● Article:
╔══
# New mount from Fortner



## stringmusic (Jan 25, 2017)

Really impressed with Fortner and the work he does.


----------



## rydert (Jan 25, 2017)

looks goot strang......


----------



## GAGE (Jan 25, 2017)

That is really cool!


----------



## BigSwole (Jan 25, 2017)

Sweet


----------



## mattech (Jan 25, 2017)

Looks really good


----------



## mbaker8686 (Jan 25, 2017)

Just curious, how long did it take to get it back after you dropped off?


----------



## stringmusic (Jan 25, 2017)

mbaker8686 said:


> Just curious, how long did it take to get it back after you dropped off?



I think we dropped them off in July and got them back first week of January, so about 6 months. He did six birds for me and two buddies.


----------



## Barebowyer (Jan 25, 2017)

Looks nice


----------



## mattech (Jan 25, 2017)
╚══
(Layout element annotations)
╔══
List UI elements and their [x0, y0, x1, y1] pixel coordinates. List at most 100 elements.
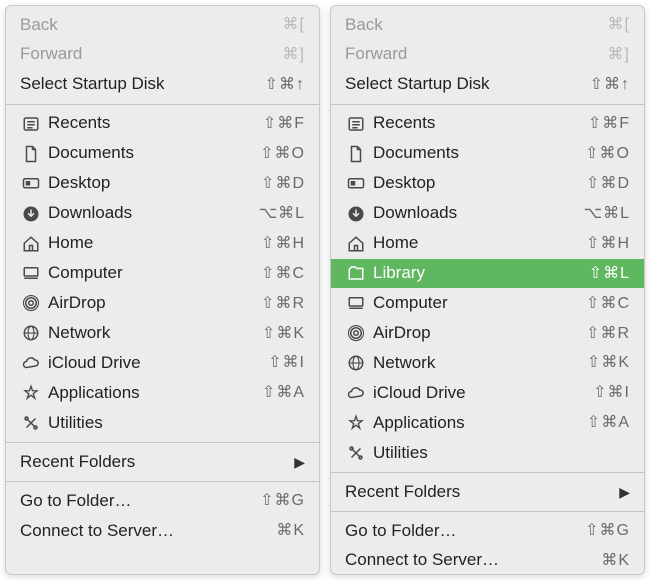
menu-item-airdrop[interactable]: AirDrop⇧⌘R: [331, 318, 644, 348]
menu-separator: [331, 511, 644, 512]
menu-item-label: iCloud Drive: [48, 352, 268, 375]
downloads-icon: [20, 205, 42, 223]
menu-item-shortcut: ⇧⌘↑: [590, 74, 630, 96]
menu-item-label: Select Startup Disk: [345, 73, 590, 96]
menu-item-forward: Forward⌘]: [331, 40, 644, 70]
menu-item-connect[interactable]: Connect to Server…⌘K: [6, 516, 319, 546]
menu-item-icloud[interactable]: iCloud Drive⇧⌘I: [331, 378, 644, 408]
menu-separator: [6, 481, 319, 482]
menu-item-label: Utilities: [48, 412, 305, 435]
menu-item-shortcut: ⇧⌘C: [261, 263, 305, 285]
applications-icon: [20, 384, 42, 402]
desktop-icon: [345, 175, 367, 193]
menu-item-home[interactable]: Home⇧⌘H: [6, 229, 319, 259]
menu-item-utilities[interactable]: Utilities: [6, 408, 319, 438]
library-icon: [345, 264, 367, 282]
menu-item-shortcut: ⌘K: [276, 520, 305, 542]
go-menu-left: Back⌘[Forward⌘]Select Startup Disk⇧⌘↑Rec…: [5, 5, 320, 575]
menu-item-label: AirDrop: [48, 292, 261, 315]
menu-item-shortcut: ⇧⌘F: [588, 113, 630, 135]
menu-item-icloud[interactable]: iCloud Drive⇧⌘I: [6, 348, 319, 378]
menu-item-downloads[interactable]: Downloads⌥⌘L: [331, 199, 644, 229]
menu-item-shortcut: ⇧⌘A: [587, 412, 630, 434]
menu-item-home[interactable]: Home⇧⌘H: [331, 229, 644, 259]
menu-item-label: Applications: [373, 412, 587, 435]
menu-separator: [6, 104, 319, 105]
menu-item-network[interactable]: Network⇧⌘K: [331, 348, 644, 378]
menu-item-shortcut: ⌘]: [608, 44, 630, 66]
menu-item-documents[interactable]: Documents⇧⌘O: [331, 139, 644, 169]
menu-item-shortcut: ⇧⌘G: [260, 490, 305, 512]
menu-item-label: Documents: [48, 142, 260, 165]
menu-item-shortcut: ⇧⌘L: [589, 263, 630, 285]
menu-item-recents[interactable]: Recents⇧⌘F: [331, 109, 644, 139]
menu-item-connect[interactable]: Connect to Server…⌘K: [331, 546, 644, 576]
documents-icon: [345, 145, 367, 163]
menu-item-computer[interactable]: Computer⇧⌘C: [331, 288, 644, 318]
menu-item-label: iCloud Drive: [373, 382, 593, 405]
menu-item-label: Utilities: [373, 442, 630, 465]
menu-item-select-startup[interactable]: Select Startup Disk⇧⌘↑: [6, 70, 319, 100]
menu-item-downloads[interactable]: Downloads⌥⌘L: [6, 199, 319, 229]
menu-item-applications[interactable]: Applications⇧⌘A: [6, 378, 319, 408]
menu-separator: [331, 472, 644, 473]
computer-icon: [345, 294, 367, 312]
menu-item-desktop[interactable]: Desktop⇧⌘D: [331, 169, 644, 199]
menu-item-label: Go to Folder…: [20, 490, 260, 513]
menu-item-label: Network: [373, 352, 587, 375]
menu-item-documents[interactable]: Documents⇧⌘O: [6, 139, 319, 169]
menu-item-computer[interactable]: Computer⇧⌘C: [6, 259, 319, 289]
menu-item-utilities[interactable]: Utilities: [331, 438, 644, 468]
menu-item-label: Desktop: [373, 172, 586, 195]
menu-item-shortcut: ⇧⌘↑: [265, 74, 305, 96]
submenu-arrow-icon: ▶: [619, 483, 630, 502]
menu-item-shortcut: ⇧⌘O: [260, 143, 305, 165]
icloud-icon: [20, 354, 42, 372]
menu-item-shortcut: ⌥⌘L: [259, 203, 305, 225]
menu-item-airdrop[interactable]: AirDrop⇧⌘R: [6, 288, 319, 318]
menu-item-label: Applications: [48, 382, 262, 405]
menu-item-applications[interactable]: Applications⇧⌘A: [331, 408, 644, 438]
menu-item-shortcut: ⇧⌘I: [268, 352, 305, 374]
menu-item-shortcut: ⌘[: [283, 14, 305, 36]
menu-item-label: Forward: [345, 43, 608, 66]
home-icon: [345, 235, 367, 253]
utilities-icon: [20, 414, 42, 432]
airdrop-icon: [20, 294, 42, 312]
menu-item-recent-folders[interactable]: Recent Folders▶: [331, 477, 644, 507]
desktop-icon: [20, 175, 42, 193]
menu-item-forward: Forward⌘]: [6, 40, 319, 70]
menu-item-desktop[interactable]: Desktop⇧⌘D: [6, 169, 319, 199]
menu-item-shortcut: ⇧⌘R: [261, 293, 305, 315]
menu-item-label: Home: [48, 232, 261, 255]
menu-item-label: Recent Folders: [345, 481, 619, 504]
menu-item-shortcut: ⇧⌘K: [262, 323, 305, 345]
menu-separator: [6, 442, 319, 443]
icloud-icon: [345, 384, 367, 402]
menu-item-select-startup[interactable]: Select Startup Disk⇧⌘↑: [331, 70, 644, 100]
downloads-icon: [345, 205, 367, 223]
menu-item-label: Home: [373, 232, 586, 255]
menu-item-network[interactable]: Network⇧⌘K: [6, 318, 319, 348]
menu-item-label: Go to Folder…: [345, 520, 585, 543]
menu-separator: [331, 104, 644, 105]
menu-item-label: Downloads: [48, 202, 259, 225]
menu-item-shortcut: ⇧⌘I: [593, 382, 630, 404]
computer-icon: [20, 264, 42, 282]
menu-item-shortcut: ⇧⌘F: [263, 113, 305, 135]
recents-icon: [345, 115, 367, 133]
menu-item-shortcut: ⇧⌘R: [586, 323, 630, 345]
documents-icon: [20, 145, 42, 163]
menu-item-shortcut: ⇧⌘K: [587, 352, 630, 374]
home-icon: [20, 235, 42, 253]
menu-item-goto[interactable]: Go to Folder…⇧⌘G: [331, 516, 644, 546]
menu-item-label: Library: [373, 262, 589, 285]
menu-item-label: Back: [345, 14, 608, 37]
submenu-arrow-icon: ▶: [294, 453, 305, 472]
menu-item-shortcut: ⇧⌘D: [261, 173, 305, 195]
menu-item-recents[interactable]: Recents⇧⌘F: [6, 109, 319, 139]
menu-item-recent-folders[interactable]: Recent Folders▶: [6, 447, 319, 477]
menu-item-library[interactable]: Library⇧⌘L: [331, 259, 644, 289]
menu-item-goto[interactable]: Go to Folder…⇧⌘G: [6, 486, 319, 516]
menu-item-shortcut: ⇧⌘O: [585, 143, 630, 165]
╚══
● Stated task A:
List every distinct username that appears as a post author in the thread about the new mount from Fortner.
● Stated task B:
Summarize the thread about the new mount from Fortner in two sentences.
● Stated task C:
Output the passage of the thread about the new mount from Fortner starting with "I think we dropped" and going on through "Barebowyer (Jan 25, 2017)".

● Task response A:
stringmusic, rydert, GAGE, BigSwole, mattech, mbaker8686, Barebowyer

● Task response B:
Under the heading "New mount from Fortner," stringmusic says they are really impressed with Fortner and his work, and several other members respond with brief compliments. Asked how long it took to get the mount back, stringmusic says they dropped them off in July and got them back the first week of January, about six months, and that Fortner did six birds for stringmusic and two buddies.

● Task response C:
I think we dropped them off in July and got them back first week of January, so about 6 months. He did six birds for me and two buddies.


----------



## Barebowyer (Jan 25, 2017)